### DOCUMENT TEXT
#####

# 75 gallon tank build



## Mikolas (Jan 16, 2010)

I currently have a 30 gallon tank that is overstocked but will be getting a 75 gallon within the next month (if craigslist graces me with a nice deal). I thus, just wanted to share what I intend to have for the tank and see if there are some things I may need to consider with your advice.

Currently, I have the following fish:

5 glofish danios
3 roseline sharks
2 cherry barbs
2 rummy nose tetras
2 celestial pearl danios
2 blue rams
2 syno petricola catfish
1 reticulated hillstream loach

All of these are in their juvenile age and are thus very small. The roselines are the largest by far and aren't yet 3 inches long. I'm aware many of these are schooling fishes, but situations (pet stores giving me deformed/injured/unwanted personalities) required me to return what was once a small school of cherry's, rummy nose, celestial pearls. As for the blue rams, they were apparently raised by local breeders, and are thus used to the water parameters of these other fish. They were just purchased 2 days ago and appear to be doing fine. All in all, this particular arrangement of different fishes was an experiment to see if they can live together peacefully.

Current Plants:
1 java fern
1 anubias nanas
1 amazon sword
1 hedge plant
2 anacharis

Current Tech:
Stealth Heater (400 watt I think)
AquaClear 50 (sponge, polyfill, biomax)
AquaClear 20 (sponge, polyfill, biomax)

30% water changes weekly with gravel vacuuming. Sponge and polyfill of one filter is rinsed and replaced every two weeks, alternating between the two filters. 

Ammonia ~ 0 ppm
Nitrite ~ 0 ppm
Nitrate ~ 5 ppm


Now I'm aware that most of these guys aren't living in the optimal conditions, either in terms of space, shoaling comfort, etc. Thus why I'm ready to get the 75 gallon now that I've been able to see that these are the fish that I like. 

75 tank build:

Future Fish:

5 glofish danios
3-4 roseline sharks - don't school too much + pricey at $20+
4 cherry barbs - certainly have a hierarchy of dominance, but rarely school
6 rummy nose tetras
8 celestial pearl danios
2 blue rams
2 syno petricola catfish
1 reticulated hillstream loach

Also considering the following:

2 gold rams - depends on if they are as tolerant of water conditions as blues
2 double red/triple red/etc apistos cockatoos - unsure if wise, haven't tested
6 tiger barbs - depends on # necessary for them to not fin-nip others
1-2 - some other bottom feeder/cleaner but haven't found anything interesting


Future Plants:
2 anubias nanas
2 java ferns
2 amazon swords
1 hedge
2 anacharis (may return, they litter too much)
2 wisteria (untested)
1 java moss (untested)


Future Techs:
Heater (unsure what wattage to get)
2 AquaClear 110 (unsure, everybody seems to use marineland emperors or canisters for bigger tanks)


Substrate: 
black gravel - from 30 gallon
red gravel scattered - from 30 gallon
black tahitian moon sand as majority (untested)

#####

### DATA BLOCK
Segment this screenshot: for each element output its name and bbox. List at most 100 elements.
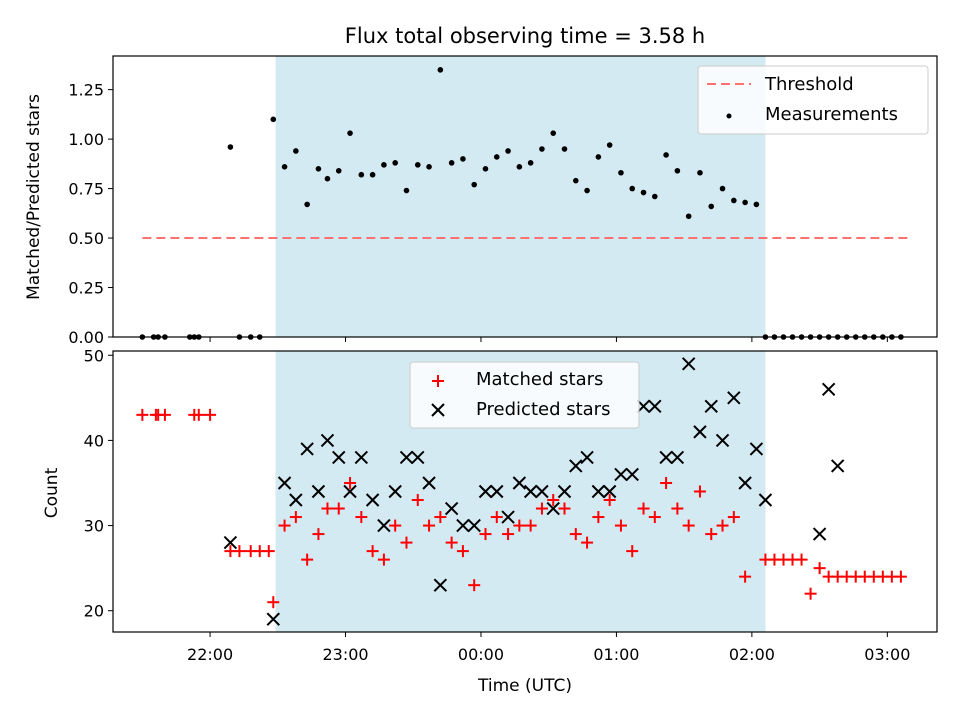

#####

### EXERCISE DETAILS
Copy the passage of the 75 gallon tank build thread from "I currently have" to "with your advice.".

### COMPLETE ANSWER
I currently have a 30 gallon tank that is overstocked but will be getting a 75 gallon within the next month (if craigslist graces me with a nice deal). I thus, just wanted to share what I intend to have for the tank and see if there are some things I may need to consider with your advice.